**Task to carry out:** Go through the entries below and copy each line containing the word "support".

**Materials provided:**
───

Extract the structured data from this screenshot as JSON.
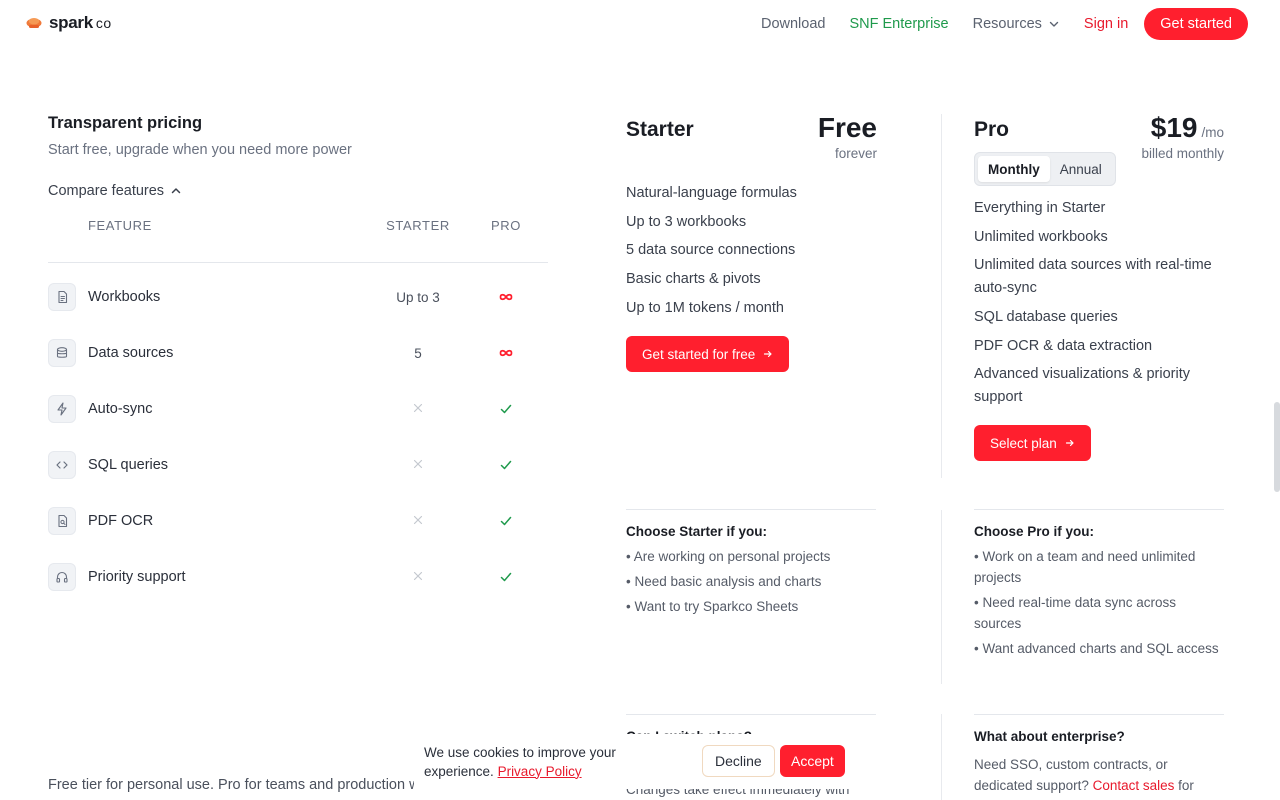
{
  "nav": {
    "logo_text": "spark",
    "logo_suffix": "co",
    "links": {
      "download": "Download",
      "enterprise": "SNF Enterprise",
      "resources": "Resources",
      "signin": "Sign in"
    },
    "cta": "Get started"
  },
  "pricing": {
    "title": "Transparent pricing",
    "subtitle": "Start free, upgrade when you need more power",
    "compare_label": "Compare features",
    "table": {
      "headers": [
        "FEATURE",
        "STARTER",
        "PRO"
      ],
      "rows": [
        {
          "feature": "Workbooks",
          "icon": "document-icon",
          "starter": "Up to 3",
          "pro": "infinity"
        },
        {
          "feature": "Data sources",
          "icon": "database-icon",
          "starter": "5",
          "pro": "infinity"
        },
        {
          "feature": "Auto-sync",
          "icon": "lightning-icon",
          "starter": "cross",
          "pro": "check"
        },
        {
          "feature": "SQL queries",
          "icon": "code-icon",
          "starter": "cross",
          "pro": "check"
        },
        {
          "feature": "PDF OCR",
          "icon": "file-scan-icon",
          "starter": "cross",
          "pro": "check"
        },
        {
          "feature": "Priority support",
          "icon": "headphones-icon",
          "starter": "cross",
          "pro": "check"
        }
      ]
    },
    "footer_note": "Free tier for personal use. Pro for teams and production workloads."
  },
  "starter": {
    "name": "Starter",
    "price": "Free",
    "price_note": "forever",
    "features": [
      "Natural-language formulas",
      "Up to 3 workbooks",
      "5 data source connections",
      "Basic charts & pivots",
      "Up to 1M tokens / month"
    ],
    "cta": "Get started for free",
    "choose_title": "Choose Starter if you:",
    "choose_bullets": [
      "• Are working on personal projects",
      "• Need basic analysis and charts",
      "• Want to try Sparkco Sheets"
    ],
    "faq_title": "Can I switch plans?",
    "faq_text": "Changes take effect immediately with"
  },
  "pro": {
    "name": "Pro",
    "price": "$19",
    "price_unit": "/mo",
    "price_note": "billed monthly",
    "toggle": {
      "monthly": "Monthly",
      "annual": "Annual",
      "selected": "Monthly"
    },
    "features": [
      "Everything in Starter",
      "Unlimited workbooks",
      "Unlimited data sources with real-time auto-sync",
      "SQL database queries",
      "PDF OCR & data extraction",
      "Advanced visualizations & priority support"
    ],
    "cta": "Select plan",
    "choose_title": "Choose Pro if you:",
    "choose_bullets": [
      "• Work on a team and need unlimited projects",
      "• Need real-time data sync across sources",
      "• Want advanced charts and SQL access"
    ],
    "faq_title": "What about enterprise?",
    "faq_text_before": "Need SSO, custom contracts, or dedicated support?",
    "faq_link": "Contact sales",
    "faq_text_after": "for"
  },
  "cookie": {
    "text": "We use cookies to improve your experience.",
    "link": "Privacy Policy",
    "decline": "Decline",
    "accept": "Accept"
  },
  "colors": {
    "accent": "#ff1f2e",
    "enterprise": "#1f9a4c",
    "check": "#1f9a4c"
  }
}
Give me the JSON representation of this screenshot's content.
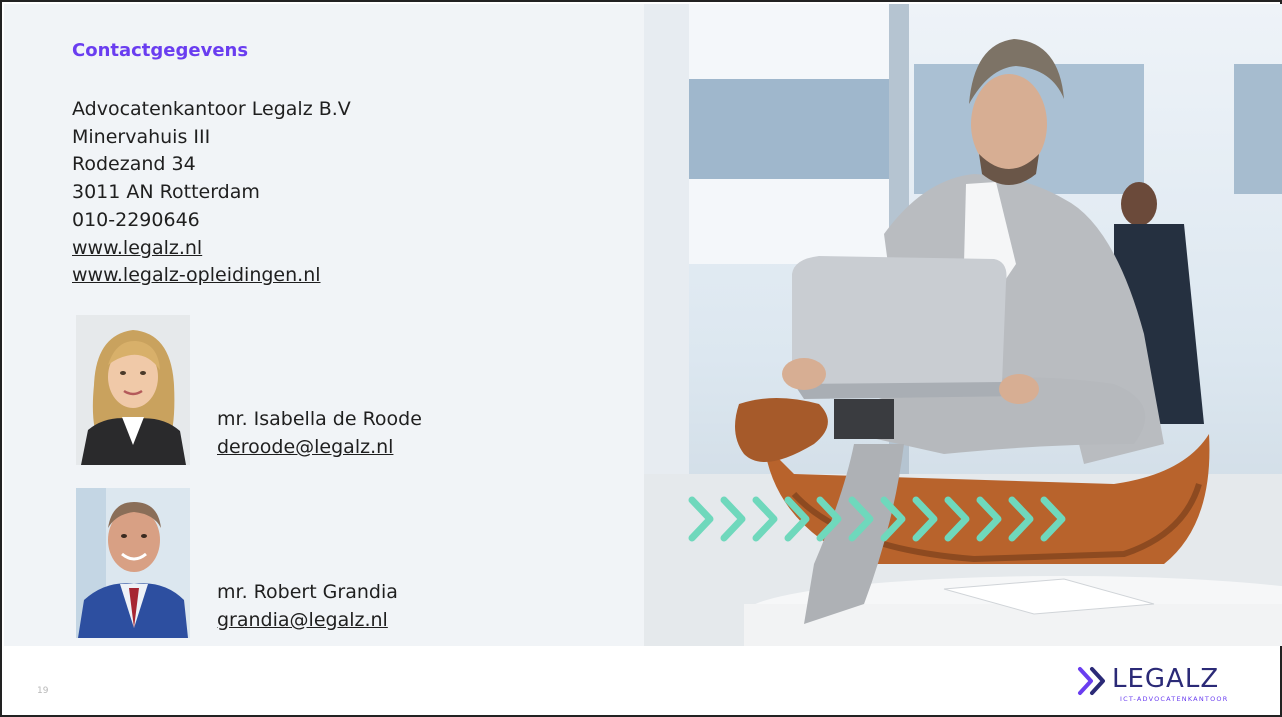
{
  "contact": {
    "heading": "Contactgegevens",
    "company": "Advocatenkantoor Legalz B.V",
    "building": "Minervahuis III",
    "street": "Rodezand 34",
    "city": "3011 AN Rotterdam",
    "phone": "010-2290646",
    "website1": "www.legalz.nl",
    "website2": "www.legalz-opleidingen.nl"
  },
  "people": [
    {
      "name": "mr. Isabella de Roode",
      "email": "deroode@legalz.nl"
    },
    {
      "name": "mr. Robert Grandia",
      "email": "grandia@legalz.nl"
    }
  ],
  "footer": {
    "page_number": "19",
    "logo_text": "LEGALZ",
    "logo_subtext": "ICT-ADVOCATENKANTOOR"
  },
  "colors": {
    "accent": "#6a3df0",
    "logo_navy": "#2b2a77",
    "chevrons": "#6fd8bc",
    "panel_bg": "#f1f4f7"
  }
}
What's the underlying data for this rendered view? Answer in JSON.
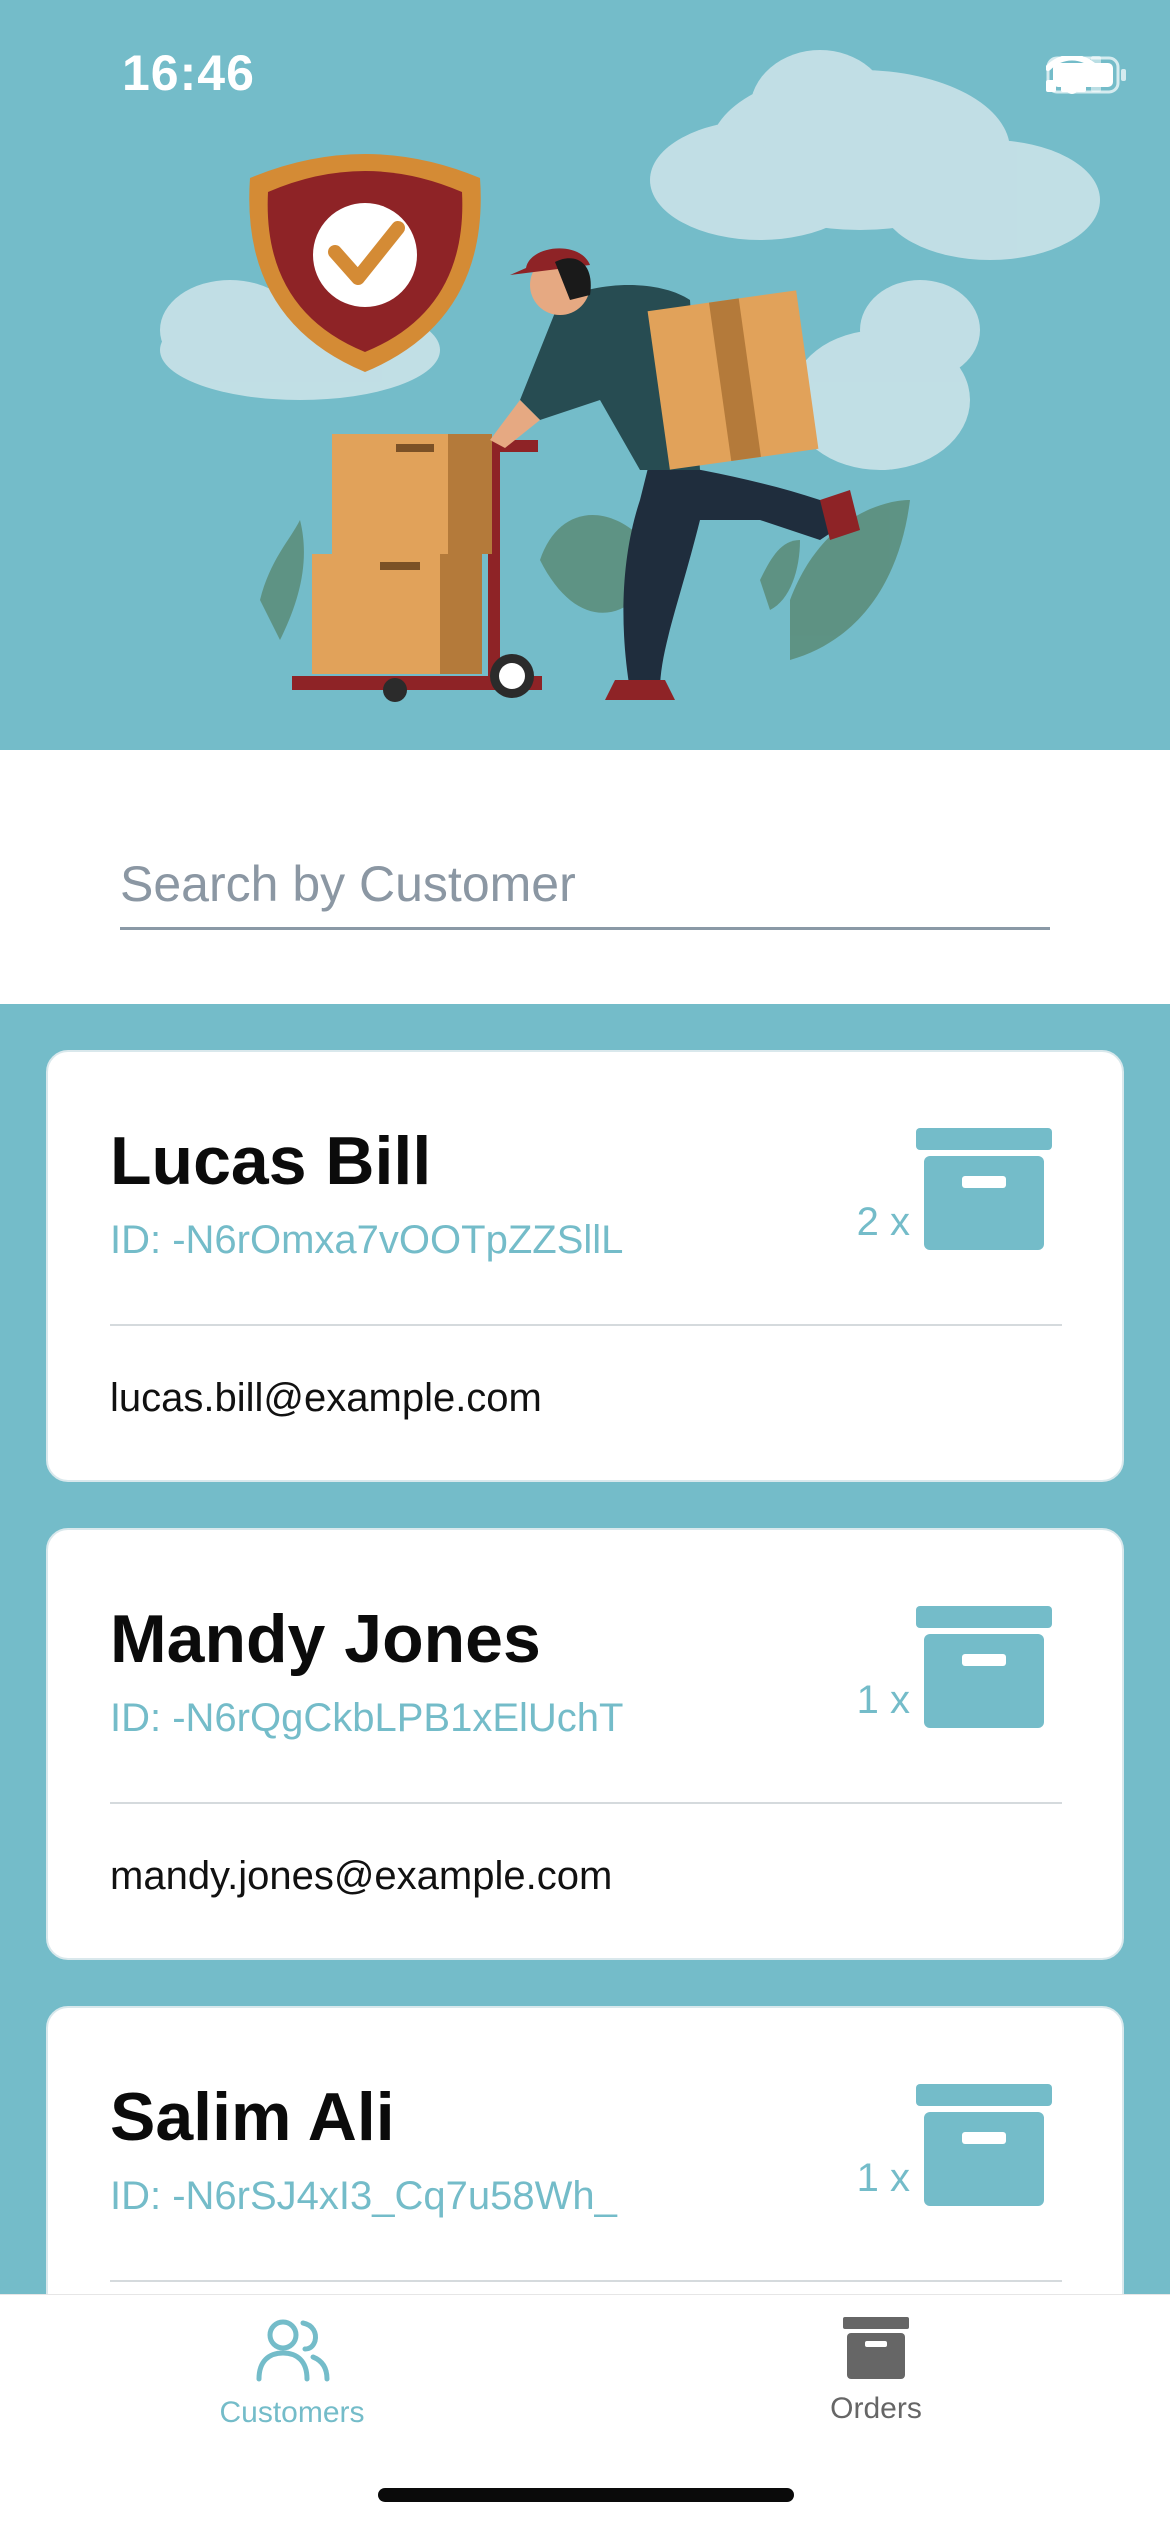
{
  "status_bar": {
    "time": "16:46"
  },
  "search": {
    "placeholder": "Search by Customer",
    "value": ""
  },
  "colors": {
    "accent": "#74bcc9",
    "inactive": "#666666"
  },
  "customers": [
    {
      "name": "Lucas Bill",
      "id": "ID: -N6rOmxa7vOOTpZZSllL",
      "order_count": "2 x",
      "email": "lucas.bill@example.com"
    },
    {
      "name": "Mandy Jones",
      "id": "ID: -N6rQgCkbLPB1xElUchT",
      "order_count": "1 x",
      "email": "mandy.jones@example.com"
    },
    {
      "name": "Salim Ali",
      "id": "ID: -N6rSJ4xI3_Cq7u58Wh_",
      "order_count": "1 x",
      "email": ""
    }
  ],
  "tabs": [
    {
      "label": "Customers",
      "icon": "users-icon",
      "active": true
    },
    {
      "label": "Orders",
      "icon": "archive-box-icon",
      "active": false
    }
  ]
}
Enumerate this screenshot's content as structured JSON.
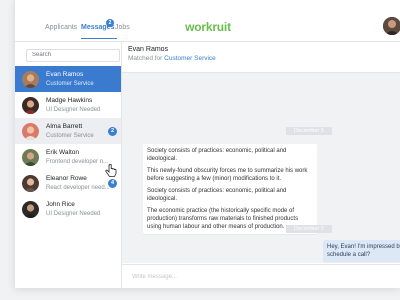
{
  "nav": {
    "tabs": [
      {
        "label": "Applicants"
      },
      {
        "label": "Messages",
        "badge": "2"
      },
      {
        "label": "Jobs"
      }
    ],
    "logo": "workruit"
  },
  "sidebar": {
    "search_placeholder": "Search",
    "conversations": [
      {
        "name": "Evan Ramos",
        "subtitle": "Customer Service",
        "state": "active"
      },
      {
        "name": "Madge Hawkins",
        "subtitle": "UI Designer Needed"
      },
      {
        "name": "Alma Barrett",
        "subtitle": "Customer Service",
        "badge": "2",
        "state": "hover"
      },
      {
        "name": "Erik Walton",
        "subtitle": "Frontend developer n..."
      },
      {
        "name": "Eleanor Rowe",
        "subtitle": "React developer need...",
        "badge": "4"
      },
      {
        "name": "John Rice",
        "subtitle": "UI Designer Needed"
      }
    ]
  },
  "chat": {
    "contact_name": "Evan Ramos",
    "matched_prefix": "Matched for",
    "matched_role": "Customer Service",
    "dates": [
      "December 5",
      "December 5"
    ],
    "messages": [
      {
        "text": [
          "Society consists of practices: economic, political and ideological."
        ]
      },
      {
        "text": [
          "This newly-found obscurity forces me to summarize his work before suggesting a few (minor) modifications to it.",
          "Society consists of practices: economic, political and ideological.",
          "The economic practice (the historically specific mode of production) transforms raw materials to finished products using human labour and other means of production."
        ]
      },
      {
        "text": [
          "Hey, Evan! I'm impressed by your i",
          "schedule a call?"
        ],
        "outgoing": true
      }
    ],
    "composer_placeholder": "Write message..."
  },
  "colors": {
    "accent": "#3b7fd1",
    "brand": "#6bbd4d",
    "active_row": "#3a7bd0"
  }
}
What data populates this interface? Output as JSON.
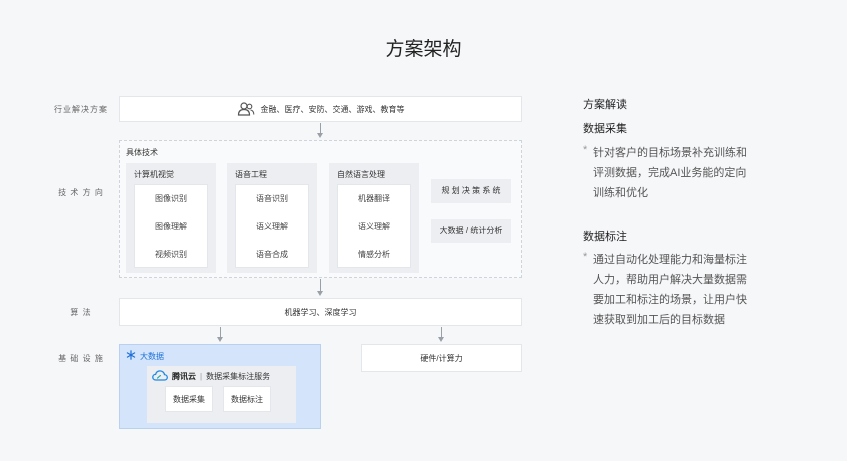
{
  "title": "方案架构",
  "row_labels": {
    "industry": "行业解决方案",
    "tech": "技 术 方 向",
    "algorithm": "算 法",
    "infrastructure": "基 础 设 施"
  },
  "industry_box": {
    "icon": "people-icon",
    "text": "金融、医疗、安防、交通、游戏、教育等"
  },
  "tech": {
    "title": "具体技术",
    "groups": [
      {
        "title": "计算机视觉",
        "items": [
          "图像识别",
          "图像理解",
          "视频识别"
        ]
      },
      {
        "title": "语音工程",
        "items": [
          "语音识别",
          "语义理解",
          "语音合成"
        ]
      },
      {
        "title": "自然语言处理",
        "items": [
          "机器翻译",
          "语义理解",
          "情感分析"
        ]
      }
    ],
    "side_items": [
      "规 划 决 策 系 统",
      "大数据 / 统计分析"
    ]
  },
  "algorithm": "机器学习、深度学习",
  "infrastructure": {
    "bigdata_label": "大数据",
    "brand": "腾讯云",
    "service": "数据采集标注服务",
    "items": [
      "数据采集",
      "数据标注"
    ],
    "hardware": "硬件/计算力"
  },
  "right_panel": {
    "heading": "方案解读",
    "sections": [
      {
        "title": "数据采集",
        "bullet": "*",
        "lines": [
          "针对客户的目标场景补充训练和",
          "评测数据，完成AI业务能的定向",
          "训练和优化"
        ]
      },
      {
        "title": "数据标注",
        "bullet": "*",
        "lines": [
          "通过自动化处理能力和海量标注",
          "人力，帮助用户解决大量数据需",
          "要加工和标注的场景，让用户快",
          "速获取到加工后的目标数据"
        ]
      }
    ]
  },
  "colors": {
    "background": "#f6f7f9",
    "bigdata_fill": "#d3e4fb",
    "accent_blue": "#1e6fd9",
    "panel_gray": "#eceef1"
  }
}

───

**Exercise solution:**
          "feature": "Priority support",
      "Advanced visualizations & priority support"
    "faq_text_before": "Need SSO, custom contracts, or dedicated support?",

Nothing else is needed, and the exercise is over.